> _Instructions for the task_: Search the data for the word "рентгеноконтрастные" and copy every line where it occurs.

> _Supplied records_:
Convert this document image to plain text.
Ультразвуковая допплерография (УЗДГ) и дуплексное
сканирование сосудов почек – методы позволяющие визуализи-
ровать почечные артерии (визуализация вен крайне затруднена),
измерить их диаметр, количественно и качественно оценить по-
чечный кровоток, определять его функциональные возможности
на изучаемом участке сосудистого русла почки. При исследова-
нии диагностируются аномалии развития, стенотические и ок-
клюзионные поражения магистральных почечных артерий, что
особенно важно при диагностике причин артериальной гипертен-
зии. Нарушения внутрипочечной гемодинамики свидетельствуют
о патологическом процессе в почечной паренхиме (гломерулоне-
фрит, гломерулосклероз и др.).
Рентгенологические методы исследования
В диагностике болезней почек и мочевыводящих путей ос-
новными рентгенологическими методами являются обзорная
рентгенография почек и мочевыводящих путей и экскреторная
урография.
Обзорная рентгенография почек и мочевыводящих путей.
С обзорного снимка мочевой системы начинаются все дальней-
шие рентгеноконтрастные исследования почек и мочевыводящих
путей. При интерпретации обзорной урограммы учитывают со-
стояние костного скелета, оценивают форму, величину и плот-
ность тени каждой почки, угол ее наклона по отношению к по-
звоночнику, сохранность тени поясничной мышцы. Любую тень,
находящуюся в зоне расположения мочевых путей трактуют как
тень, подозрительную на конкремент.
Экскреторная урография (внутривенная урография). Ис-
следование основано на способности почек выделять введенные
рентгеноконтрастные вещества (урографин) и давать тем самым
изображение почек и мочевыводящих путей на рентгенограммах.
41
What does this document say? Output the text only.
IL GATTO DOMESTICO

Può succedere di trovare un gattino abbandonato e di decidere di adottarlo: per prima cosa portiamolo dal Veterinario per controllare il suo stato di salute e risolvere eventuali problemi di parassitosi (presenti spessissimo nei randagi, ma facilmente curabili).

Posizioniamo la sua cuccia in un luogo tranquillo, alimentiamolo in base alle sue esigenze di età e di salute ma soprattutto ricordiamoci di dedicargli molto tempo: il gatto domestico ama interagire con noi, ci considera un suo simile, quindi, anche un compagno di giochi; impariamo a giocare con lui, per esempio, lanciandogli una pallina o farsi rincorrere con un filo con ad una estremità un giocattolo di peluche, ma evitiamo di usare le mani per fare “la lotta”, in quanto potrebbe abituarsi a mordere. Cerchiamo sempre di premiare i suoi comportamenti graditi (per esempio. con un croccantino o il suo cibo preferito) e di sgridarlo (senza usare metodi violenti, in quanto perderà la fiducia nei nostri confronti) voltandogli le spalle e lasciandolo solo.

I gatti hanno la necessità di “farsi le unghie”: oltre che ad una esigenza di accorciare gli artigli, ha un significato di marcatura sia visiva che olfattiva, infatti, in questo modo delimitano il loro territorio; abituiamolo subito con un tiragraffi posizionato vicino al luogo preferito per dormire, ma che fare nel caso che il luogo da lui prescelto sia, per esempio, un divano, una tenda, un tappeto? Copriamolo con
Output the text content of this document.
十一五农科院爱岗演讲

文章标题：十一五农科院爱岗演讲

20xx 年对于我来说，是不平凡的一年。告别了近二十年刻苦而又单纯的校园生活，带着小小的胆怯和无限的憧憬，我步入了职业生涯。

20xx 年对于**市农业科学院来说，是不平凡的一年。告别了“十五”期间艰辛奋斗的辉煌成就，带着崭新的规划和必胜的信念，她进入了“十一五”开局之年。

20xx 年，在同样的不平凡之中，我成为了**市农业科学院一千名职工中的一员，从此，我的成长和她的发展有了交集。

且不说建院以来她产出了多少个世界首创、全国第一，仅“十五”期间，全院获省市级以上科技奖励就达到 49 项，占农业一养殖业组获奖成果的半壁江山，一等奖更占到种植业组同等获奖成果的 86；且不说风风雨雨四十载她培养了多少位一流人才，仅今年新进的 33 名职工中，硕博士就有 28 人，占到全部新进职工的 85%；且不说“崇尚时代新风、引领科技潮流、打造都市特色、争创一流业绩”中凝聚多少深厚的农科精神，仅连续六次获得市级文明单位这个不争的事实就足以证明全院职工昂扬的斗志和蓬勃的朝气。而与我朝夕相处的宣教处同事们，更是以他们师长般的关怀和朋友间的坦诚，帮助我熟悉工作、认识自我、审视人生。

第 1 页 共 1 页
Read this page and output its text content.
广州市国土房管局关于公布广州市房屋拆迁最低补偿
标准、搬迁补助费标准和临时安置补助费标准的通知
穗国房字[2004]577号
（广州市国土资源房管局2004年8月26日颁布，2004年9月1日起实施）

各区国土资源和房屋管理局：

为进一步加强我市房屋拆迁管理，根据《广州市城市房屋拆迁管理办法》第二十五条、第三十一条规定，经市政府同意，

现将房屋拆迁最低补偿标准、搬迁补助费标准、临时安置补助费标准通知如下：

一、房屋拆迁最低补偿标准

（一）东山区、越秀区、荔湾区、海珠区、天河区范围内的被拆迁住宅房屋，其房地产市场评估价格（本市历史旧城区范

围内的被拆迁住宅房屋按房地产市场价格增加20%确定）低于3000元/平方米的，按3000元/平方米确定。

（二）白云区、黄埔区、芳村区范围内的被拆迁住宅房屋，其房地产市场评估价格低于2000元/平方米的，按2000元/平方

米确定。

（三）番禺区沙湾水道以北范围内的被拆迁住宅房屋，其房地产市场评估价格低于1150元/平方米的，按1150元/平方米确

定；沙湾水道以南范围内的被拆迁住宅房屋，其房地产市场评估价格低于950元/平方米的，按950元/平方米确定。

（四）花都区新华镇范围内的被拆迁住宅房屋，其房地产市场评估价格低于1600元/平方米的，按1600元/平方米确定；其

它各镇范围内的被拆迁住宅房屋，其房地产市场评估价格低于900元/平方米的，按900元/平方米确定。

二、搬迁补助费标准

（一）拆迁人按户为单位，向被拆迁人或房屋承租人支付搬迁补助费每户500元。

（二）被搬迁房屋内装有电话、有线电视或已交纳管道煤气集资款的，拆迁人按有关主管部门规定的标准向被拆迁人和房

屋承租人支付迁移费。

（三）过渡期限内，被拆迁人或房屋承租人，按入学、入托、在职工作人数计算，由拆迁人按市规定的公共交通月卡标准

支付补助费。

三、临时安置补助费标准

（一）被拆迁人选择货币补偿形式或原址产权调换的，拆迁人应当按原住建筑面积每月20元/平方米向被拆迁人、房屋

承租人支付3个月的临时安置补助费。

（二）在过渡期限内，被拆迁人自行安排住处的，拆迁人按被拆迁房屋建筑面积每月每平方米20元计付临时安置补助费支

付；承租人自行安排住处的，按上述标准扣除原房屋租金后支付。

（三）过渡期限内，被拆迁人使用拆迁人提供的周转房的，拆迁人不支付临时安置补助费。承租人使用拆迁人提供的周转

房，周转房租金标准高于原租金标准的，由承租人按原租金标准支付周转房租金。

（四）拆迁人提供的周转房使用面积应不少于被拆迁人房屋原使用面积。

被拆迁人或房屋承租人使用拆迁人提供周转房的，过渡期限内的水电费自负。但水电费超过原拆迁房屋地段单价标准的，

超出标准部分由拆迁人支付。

> _Answer below_:
шие рентгеноконтрастные исследования почек и мочевыводящих
рентгеноконтрастные вещества (урографин) и давать тем самым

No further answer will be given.